### DETTAGLI DEL COMPITO
Rispondi alle domande seguenti sul testo dedicato al film di Germano Maccioni.
1. Con quale tipo di inquadratura è realizzata la scena collocata a metà della storia?
2. In quale zona si svolge la vicenda?
3. Quale attore interpreta Guido?

### ESTRATTO DELLA FONTE

..........

Se dovessimo scegliere un frammento che meglio di altri può aiutare a cogliere il senso ultimo del film di Germano Maccioni, decideremmo per quello piazzato dal regista a metà della storia. A caratterizzare l'inquadratura, realizzata in campo lungo, ci sono Pietro, Ivan e Cosmo, i tre ragazzi protagonisti della vicenda, ma soprattuto c'è il paesaggio circostante. Giocando con le prospettive e restringendo la profondità, Marconi fa si che la struttura della centrale astronomica (la stessa in cui la Monica Vitti di "Deserto rosso" si ritrova a camminare) posta sullo sfondo, risulti in qualche modo accostata al rudere di una casa colonica filmata in primo piano, a definire, non solo il contesto ambientale in cui si svolge la vicenda (collocata nella pianura della bassa padana) ma anche il senso di questa composizione, con la centrale, simbolo di un presente sfuggente e indecifrabile, messa a confronto con le rovine dell'antico edificio, testimonianza di un passato laborioso ma superato dal progresso della tecnica. La collocazione dei protagonisti, disposti in ordine sparso nelle vicinanze del rudere, non è casuale, poiché sembra sintetizzare, - trasfigurandola nell'immagine in questione - la marginalità economica, sociale e culturale dei ragazzi che il film ha raccontato prima di questa scena.

Ripercorrendo la prima parte di film ci si accorge infatti che Maccioni non è stato tenero nei confronti dei protagonisti, raccontanti attraverso la tragedia personale di Pietro, il quale, oltre al suicidio del padre deve far fronte - insieme alla madre - ai debiti contratti con il fallimento della società di famiglia. Le cose non vanno meglio per Ivan, orfano di madre e in combutta con Guido (interpretato da Pippo Delbono), che lo ha convinto a partecipare ai suoi loschi affari. E cosa dire di Cosmic, condizionato da un handicap mentale che però non gli impedisce di essere allo stesso tempo la coscienza morale del gruppo e il folle visionario capace di collegare la fine del mondo al passaggio sulla terra di un gruppo di Asteroidi.

..........

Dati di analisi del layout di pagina

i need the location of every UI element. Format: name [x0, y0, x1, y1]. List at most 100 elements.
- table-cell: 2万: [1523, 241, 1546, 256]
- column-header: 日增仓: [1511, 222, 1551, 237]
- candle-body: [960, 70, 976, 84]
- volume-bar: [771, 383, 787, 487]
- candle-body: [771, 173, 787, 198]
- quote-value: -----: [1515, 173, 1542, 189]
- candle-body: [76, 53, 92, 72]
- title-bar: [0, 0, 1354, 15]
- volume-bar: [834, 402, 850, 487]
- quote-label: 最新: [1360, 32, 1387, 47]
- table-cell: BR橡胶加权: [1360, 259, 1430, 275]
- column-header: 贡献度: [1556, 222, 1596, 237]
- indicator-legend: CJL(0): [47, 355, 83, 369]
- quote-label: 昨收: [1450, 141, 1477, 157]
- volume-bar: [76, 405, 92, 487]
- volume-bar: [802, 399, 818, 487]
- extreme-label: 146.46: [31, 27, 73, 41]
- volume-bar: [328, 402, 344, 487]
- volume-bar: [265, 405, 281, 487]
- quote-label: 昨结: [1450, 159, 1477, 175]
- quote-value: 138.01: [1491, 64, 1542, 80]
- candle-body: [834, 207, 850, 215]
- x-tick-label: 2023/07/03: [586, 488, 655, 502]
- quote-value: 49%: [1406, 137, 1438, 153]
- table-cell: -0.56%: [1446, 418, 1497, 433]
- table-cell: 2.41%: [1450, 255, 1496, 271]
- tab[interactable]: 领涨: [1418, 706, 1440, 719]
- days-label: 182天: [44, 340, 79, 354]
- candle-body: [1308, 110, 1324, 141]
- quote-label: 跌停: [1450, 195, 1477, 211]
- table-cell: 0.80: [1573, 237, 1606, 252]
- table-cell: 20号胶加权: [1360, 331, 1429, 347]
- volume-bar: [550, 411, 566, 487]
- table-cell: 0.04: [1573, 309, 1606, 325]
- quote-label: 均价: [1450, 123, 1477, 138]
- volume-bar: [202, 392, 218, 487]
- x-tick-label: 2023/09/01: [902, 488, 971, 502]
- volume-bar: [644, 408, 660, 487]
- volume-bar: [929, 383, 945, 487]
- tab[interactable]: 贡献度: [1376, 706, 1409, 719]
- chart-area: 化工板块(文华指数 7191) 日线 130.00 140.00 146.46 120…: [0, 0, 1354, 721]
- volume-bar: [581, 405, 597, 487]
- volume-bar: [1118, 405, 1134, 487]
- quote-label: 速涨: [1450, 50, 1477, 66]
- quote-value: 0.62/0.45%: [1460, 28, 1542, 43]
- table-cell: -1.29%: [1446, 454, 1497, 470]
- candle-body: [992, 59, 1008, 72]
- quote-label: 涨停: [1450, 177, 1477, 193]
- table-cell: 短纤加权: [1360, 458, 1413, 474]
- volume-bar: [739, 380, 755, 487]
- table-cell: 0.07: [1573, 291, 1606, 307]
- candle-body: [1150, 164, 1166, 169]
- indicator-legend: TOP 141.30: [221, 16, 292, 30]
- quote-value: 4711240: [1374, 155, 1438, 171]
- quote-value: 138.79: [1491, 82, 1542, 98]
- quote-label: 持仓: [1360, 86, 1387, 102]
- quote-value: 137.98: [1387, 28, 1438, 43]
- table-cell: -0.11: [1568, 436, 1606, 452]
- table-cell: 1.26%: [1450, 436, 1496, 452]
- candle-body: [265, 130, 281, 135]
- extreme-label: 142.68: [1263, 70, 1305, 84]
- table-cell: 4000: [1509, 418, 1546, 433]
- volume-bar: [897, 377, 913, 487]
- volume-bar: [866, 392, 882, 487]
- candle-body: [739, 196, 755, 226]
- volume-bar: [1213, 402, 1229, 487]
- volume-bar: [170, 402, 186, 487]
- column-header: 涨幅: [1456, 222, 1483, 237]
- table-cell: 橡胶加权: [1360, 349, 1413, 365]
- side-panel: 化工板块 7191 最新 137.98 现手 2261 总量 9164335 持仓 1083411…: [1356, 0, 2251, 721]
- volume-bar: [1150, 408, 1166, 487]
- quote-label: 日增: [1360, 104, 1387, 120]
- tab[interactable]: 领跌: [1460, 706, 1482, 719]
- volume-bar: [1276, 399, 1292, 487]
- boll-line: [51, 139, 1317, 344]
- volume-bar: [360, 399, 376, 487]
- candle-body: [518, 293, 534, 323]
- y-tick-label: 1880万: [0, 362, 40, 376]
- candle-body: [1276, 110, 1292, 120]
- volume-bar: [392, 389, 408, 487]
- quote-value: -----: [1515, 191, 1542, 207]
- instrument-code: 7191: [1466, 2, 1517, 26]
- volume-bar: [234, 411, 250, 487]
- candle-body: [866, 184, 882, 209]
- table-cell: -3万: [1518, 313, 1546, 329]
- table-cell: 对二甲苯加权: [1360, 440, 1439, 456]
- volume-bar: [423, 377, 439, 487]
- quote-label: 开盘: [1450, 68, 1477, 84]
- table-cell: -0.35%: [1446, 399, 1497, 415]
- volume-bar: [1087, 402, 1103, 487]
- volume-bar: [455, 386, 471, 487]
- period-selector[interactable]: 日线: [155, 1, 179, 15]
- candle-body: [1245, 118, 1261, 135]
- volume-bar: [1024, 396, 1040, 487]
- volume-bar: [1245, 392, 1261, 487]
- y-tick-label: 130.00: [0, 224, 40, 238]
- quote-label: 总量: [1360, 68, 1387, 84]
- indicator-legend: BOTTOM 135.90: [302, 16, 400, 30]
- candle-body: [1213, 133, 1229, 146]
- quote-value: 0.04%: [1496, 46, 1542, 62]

..........

### RISULTATO DEL COMPITO
1. In campo lungo.
2. Nella pianura della bassa padana.
3. Pippo Delbono.